El Departamento de Policía de Los Ángeles está considerando seriamente la posibilidad de utilizar vallas publicitarias digitales para poner fin a la conducción distraída. Aunque puede que sea una idea innovadora para dirigir el mensaje al grupo demográfico que con mayor frecuencia incurre en la conducción distraída, parece carecer de un mínimo de sentido común.
Parece contradictorio intentar enseñar a los conductores a no mirar fijamente sus teléfonos móviles, tabletas y otros dispositivos electrónicos mientras conducen, y esperar, en cambio, que miren fijamente una valla publicitaria digital mientras conducen. Mirar fijamente una valla publicitaria digital mientras se conduce es una forma de conducción distraída.
Se prevé que la campaña conste de dos partes: la primera hace hincapié en que los conductores deben prestar atención a lo que ocurre a su alrededor; la segunda tiene como objetivo recordar a los conductores que se dan a la fuga que deben permanecer en el lugar del accidente.
Al parecer, según la Administración Nacional de Seguridad Vial (NHTSA), en 2012 se produjeron en Los Ángeles 99 muertes relacionadas con accidentes de tráfico y 20 000 accidentes con fuga. Las cifras han aumentado cada año y no parece que vayan a detenerse a corto plazo.

[Datos de detección de la maquetación de documentos]
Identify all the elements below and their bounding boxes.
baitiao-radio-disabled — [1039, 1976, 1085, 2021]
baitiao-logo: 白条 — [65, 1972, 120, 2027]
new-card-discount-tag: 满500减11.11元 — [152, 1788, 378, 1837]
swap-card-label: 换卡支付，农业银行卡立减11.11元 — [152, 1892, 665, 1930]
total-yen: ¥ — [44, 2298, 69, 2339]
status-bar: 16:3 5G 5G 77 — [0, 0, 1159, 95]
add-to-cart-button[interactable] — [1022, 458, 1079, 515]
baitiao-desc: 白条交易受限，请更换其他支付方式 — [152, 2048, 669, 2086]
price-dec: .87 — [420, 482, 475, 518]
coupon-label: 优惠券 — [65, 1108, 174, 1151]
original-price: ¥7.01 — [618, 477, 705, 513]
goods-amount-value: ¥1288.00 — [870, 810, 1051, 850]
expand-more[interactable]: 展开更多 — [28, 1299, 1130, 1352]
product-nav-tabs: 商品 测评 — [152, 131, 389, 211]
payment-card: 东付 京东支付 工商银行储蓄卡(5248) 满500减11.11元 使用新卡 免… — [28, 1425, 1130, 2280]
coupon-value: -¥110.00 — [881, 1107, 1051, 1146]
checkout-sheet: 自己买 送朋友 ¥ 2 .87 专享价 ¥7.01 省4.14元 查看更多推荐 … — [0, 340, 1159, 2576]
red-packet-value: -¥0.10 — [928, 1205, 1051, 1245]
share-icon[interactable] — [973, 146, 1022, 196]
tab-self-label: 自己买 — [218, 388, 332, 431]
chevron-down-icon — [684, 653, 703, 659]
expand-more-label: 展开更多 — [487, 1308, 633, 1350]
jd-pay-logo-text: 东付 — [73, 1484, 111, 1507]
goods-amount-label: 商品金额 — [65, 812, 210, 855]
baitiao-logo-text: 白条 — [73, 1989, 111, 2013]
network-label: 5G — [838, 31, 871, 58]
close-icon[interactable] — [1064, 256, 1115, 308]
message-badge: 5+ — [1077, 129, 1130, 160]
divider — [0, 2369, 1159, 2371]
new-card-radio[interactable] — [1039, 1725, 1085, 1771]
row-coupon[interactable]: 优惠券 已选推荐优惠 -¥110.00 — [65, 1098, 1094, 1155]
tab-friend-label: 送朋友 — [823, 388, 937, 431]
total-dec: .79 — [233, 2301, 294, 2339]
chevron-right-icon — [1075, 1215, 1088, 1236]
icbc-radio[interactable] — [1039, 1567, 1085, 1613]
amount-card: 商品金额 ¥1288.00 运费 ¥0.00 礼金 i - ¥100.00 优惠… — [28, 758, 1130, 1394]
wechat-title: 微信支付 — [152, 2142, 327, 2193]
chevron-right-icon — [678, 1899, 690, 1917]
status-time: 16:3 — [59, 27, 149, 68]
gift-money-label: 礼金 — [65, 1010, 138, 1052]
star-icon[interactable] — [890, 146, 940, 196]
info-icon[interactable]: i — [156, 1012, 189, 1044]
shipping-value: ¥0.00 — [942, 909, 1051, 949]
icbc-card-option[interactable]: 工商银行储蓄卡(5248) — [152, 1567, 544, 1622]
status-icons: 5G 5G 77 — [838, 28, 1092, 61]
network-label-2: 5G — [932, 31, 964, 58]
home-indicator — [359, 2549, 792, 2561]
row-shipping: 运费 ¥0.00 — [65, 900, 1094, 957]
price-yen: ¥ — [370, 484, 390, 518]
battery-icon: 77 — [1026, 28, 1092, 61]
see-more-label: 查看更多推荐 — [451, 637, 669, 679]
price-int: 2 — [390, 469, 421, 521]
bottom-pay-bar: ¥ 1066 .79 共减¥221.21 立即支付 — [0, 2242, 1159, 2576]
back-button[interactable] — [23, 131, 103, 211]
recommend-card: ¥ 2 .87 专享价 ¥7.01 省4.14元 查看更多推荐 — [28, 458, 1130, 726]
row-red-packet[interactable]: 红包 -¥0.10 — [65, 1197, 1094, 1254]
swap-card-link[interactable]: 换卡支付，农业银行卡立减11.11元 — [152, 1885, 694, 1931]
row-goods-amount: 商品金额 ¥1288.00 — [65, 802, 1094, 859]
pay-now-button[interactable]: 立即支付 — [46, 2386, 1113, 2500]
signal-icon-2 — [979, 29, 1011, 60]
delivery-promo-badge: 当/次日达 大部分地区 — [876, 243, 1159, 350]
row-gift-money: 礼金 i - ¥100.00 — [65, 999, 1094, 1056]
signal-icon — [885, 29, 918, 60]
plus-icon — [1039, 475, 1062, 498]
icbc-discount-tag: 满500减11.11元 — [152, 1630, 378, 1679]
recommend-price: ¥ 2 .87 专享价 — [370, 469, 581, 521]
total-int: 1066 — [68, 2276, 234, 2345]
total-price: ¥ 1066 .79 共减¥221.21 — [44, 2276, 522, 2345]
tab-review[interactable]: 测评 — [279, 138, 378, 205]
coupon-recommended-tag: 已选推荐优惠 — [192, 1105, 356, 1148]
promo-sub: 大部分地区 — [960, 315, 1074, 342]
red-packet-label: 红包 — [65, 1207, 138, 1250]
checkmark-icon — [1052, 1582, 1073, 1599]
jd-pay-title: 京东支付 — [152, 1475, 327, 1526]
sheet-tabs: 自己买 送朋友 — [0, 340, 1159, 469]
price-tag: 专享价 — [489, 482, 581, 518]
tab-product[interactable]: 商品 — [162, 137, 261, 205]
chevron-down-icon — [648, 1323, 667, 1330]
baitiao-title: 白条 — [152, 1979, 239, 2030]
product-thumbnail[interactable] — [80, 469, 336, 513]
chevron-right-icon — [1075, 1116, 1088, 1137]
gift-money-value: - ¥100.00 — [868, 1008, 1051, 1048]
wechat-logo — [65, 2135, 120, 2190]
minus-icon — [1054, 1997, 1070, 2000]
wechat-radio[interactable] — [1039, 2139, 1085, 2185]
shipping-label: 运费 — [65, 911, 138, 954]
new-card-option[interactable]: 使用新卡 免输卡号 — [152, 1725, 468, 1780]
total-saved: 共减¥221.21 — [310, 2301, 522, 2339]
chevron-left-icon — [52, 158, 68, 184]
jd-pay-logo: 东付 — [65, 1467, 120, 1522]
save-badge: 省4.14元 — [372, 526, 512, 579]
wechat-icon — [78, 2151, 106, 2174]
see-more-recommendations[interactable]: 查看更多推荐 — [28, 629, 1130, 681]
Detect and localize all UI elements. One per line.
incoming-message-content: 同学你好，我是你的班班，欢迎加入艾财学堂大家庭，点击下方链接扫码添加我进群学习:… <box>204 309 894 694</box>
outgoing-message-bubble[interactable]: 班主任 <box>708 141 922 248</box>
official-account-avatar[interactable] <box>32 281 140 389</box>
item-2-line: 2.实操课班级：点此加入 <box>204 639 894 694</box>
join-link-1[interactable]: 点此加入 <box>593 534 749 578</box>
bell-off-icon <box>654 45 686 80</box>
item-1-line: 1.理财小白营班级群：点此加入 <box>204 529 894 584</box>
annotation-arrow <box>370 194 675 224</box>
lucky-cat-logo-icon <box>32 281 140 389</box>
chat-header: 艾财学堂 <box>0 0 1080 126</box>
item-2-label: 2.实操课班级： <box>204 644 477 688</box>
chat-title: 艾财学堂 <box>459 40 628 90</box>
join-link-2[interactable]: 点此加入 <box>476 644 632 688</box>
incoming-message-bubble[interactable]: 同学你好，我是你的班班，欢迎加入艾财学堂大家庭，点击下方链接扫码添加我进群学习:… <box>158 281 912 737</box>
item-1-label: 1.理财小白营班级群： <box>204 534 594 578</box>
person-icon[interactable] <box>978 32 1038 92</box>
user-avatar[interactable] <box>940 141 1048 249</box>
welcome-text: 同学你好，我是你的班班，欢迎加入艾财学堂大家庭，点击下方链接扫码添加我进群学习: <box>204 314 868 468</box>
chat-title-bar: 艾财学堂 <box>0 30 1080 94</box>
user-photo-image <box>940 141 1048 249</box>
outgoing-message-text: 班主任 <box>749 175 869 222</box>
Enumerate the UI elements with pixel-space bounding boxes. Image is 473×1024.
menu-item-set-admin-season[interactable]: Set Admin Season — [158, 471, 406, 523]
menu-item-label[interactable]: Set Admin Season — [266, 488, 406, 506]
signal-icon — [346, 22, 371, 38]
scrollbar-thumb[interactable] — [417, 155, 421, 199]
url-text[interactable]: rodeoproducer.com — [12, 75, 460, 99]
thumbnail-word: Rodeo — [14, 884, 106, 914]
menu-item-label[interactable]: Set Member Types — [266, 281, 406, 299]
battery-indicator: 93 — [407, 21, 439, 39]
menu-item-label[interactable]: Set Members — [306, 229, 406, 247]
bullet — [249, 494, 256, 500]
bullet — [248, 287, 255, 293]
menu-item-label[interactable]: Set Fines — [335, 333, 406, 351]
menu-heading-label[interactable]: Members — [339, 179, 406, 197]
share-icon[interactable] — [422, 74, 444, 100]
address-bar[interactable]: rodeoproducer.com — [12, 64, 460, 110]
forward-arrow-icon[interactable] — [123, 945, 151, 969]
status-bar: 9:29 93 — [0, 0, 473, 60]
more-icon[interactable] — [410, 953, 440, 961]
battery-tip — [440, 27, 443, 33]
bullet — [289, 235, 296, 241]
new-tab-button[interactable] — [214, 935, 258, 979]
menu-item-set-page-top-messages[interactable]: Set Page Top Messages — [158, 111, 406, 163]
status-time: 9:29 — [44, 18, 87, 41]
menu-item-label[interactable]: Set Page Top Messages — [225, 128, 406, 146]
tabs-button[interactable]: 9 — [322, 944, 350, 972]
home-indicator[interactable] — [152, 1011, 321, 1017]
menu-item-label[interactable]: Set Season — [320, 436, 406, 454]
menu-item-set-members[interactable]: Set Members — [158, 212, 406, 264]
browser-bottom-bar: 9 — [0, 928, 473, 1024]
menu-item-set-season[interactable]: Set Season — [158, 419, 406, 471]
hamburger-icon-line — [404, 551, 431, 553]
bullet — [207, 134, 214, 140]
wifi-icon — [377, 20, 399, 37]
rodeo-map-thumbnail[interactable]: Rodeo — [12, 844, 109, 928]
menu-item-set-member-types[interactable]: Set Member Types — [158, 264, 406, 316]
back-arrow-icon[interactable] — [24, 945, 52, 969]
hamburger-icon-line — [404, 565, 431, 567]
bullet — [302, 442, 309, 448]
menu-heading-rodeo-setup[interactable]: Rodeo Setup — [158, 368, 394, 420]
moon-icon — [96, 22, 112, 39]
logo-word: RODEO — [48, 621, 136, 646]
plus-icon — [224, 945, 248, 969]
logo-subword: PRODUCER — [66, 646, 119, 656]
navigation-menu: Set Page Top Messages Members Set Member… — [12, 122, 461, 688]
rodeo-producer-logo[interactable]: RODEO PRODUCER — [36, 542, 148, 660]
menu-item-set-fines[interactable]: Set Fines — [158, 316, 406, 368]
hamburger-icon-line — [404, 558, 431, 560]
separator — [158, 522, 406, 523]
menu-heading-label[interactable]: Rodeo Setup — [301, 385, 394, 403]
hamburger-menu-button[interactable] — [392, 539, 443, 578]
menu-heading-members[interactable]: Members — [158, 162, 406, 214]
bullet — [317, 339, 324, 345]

-- Tareas y ejercicios --
- A) En el texto sobre las vallas publicitarias digitales de la policía de Los Ángeles, ¿cuántos accidentes con fuga hubo en Los Ángeles en 2012 según la NHTSA?
- B) Reproduce el fragmento del texto sobre las vallas publicitarias digitales que empieza en las palabras "Al parecer, según" y termina después de "a corto plazo.".

-- Respuestas del ejercicio --
- A) 20 000 accidentes con fuga.

- B)
Al parecer, según la Administración Nacional de Seguridad Vial (NHTSA), en 2012 se produjeron en Los Ángeles 99 muertes relacionadas con accidentes de tráfico y 20 000 accidentes con fuga. Las cifras han aumentado cada año y no parece que vayan a detenerse a corto plazo.